WORK TO BE COMPLETED: Reproduce the material in full, unchanged.

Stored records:
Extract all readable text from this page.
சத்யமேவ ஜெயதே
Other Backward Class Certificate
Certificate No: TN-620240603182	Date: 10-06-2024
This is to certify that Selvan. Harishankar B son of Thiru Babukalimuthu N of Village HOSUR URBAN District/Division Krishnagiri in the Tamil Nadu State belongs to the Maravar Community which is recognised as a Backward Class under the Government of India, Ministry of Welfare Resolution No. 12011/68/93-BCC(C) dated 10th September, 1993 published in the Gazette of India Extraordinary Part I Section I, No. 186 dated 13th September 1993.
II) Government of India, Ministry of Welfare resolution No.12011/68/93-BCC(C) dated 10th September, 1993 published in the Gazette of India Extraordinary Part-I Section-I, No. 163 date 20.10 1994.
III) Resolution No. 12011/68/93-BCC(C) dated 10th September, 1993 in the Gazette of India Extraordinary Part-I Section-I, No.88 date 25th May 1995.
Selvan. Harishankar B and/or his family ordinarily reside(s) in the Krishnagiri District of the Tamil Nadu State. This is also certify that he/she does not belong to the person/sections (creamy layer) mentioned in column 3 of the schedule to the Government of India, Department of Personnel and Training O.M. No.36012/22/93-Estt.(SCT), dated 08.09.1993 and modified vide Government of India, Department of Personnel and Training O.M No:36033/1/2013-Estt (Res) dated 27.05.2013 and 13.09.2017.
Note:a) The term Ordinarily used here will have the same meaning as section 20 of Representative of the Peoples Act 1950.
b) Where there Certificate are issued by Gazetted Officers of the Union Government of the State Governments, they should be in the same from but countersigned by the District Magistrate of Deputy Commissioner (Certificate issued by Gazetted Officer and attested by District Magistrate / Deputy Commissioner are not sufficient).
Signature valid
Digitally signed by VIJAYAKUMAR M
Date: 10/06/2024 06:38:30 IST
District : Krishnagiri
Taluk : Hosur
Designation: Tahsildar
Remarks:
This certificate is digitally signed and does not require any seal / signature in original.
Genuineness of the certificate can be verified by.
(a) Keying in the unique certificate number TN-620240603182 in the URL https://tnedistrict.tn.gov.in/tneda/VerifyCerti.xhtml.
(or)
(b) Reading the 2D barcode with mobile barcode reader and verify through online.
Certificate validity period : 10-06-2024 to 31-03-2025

RESULT FOR THIS TASK:
Extract all readable text from this page.
சத்யமேவ ஜெயதே
Other Backward Class Certificate
Certificate No: TN-620240603182	Date: 10-06-2024
This is to certify that Selvan. Harishankar B son of Thiru Babukalimuthu N of Village HOSUR URBAN District/Division Krishnagiri in the Tamil Nadu State belongs to the Maravar Community which is recognised as a Backward Class under the Government of India, Ministry of Welfare Resolution No. 12011/68/93-BCC(C) dated 10th September, 1993 published in the Gazette of India Extraordinary Part I Section I, No. 186 dated 13th September 1993.
II) Government of India, Ministry of Welfare resolution No.12011/68/93-BCC(C) dated 10th September, 1993 published in the Gazette of India Extraordinary Part-I Section-I, No. 163 date 20.10 1994.
III) Resolution No. 12011/68/93-BCC(C) dated 10th September, 1993 in the Gazette of India Extraordinary Part-I Section-I, No.88 date 25th May 1995.
Selvan. Harishankar B and/or his family ordinarily reside(s) in the Krishnagiri District of the Tamil Nadu State. This is also certify that he/she does not belong to the person/sections (creamy layer) mentioned in column 3 of the schedule to the Government of India, Department of Personnel and Training O.M. No.36012/22/93-Estt.(SCT), dated 08.09.1993 and modified vide Government of India, Department of Personnel and Training O.M No:36033/1/2013-Estt (Res) dated 27.05.2013 and 13.09.2017.
Note:a) The term Ordinarily used here will have the same meaning as section 20 of Representative of the Peoples Act 1950.
b) Where there Certificate are issued by Gazetted Officers of the Union Government of the State Governments, they should be in the same from but countersigned by the District Magistrate of Deputy Commissioner (Certificate issued by Gazetted Officer and attested by District Magistrate / Deputy Commissioner are not sufficient).
Signature valid
Digitally signed by VIJAYAKUMAR M
Date: 10/06/2024 06:38:30 IST
District : Krishnagiri
Taluk : Hosur
Designation: Tahsildar
Remarks:
This certificate is digitally signed and does not require any seal / signature in original.
Genuineness of the certificate can be verified by.
(a) Keying in the unique certificate number TN-620240603182 in the URL https://tnedistrict.tn.gov.in/tneda/VerifyCerti.xhtml.
(or)
(b) Reading the 2D barcode with mobile barcode reader and verify through online.
Certificate validity period : 10-06-2024 to 31-03-2025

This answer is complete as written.